◆ **SHORT PROBLEM**
Reproduce the listing below word for word, from its first line through the line containing "feature-subtitle: 24/7 —", both ends included.

◆ **ENTRIES SHOWN**
▬▬▬▬▬▬▬▬▬▬
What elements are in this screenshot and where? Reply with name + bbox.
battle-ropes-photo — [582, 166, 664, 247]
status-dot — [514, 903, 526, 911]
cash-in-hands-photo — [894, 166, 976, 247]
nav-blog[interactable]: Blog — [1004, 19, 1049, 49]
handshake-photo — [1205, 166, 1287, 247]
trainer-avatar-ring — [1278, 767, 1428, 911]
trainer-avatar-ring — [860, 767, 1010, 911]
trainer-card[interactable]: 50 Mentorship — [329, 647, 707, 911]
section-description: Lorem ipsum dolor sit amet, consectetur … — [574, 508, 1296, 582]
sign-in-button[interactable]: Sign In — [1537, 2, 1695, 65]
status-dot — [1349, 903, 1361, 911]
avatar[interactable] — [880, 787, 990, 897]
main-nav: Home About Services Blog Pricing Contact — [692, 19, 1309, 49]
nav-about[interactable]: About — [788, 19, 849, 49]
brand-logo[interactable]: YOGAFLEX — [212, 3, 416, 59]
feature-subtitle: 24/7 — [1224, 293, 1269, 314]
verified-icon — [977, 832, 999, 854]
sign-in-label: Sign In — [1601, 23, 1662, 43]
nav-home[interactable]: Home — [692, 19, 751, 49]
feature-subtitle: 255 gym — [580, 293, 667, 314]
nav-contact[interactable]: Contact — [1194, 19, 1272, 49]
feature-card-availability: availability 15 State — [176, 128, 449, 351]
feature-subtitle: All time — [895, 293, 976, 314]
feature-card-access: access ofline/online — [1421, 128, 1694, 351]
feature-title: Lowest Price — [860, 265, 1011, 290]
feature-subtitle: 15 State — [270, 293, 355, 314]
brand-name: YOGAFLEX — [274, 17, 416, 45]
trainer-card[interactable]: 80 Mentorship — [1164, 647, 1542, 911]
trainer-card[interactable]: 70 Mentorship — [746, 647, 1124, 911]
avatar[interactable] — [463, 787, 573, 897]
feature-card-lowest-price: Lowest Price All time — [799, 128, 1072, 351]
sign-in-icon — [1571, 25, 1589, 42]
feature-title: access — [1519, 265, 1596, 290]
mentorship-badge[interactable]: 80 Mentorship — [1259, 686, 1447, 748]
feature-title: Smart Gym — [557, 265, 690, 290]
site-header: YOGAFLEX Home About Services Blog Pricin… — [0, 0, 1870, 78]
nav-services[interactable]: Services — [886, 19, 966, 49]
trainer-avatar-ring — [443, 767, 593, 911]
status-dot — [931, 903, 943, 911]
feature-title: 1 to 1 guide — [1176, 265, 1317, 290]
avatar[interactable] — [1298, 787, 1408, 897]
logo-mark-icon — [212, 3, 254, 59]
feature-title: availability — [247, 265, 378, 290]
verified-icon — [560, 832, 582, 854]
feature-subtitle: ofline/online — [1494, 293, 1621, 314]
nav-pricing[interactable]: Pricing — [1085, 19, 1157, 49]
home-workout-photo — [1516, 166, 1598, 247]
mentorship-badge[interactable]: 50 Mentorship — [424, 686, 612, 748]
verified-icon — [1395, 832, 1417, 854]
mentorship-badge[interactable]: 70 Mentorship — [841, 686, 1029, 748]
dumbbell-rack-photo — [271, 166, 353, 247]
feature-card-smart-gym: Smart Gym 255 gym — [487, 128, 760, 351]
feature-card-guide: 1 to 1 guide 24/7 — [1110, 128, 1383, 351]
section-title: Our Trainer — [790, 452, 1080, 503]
▬▬▬▬▬▬▬▬▬▬
◆ **THE OUTPUT**
What elements are in this screenshot and where? Reply with name + bbox.
battle-ropes-photo — [582, 166, 664, 247]
status-dot — [514, 903, 526, 911]
cash-in-hands-photo — [894, 166, 976, 247]
nav-blog[interactable]: Blog — [1004, 19, 1049, 49]
handshake-photo — [1205, 166, 1287, 247]
trainer-avatar-ring — [1278, 767, 1428, 911]
trainer-avatar-ring — [860, 767, 1010, 911]
trainer-card[interactable]: 50 Mentorship — [329, 647, 707, 911]
section-description: Lorem ipsum dolor sit amet, consectetur … — [574, 508, 1296, 582]
sign-in-button[interactable]: Sign In — [1537, 2, 1695, 65]
status-dot — [1349, 903, 1361, 911]
avatar[interactable] — [880, 787, 990, 897]
main-nav: Home About Services Blog Pricing Contact — [692, 19, 1309, 49]
nav-about[interactable]: About — [788, 19, 849, 49]
brand-logo[interactable]: YOGAFLEX — [212, 3, 416, 59]
feature-subtitle: 24/7 — [1224, 293, 1269, 314]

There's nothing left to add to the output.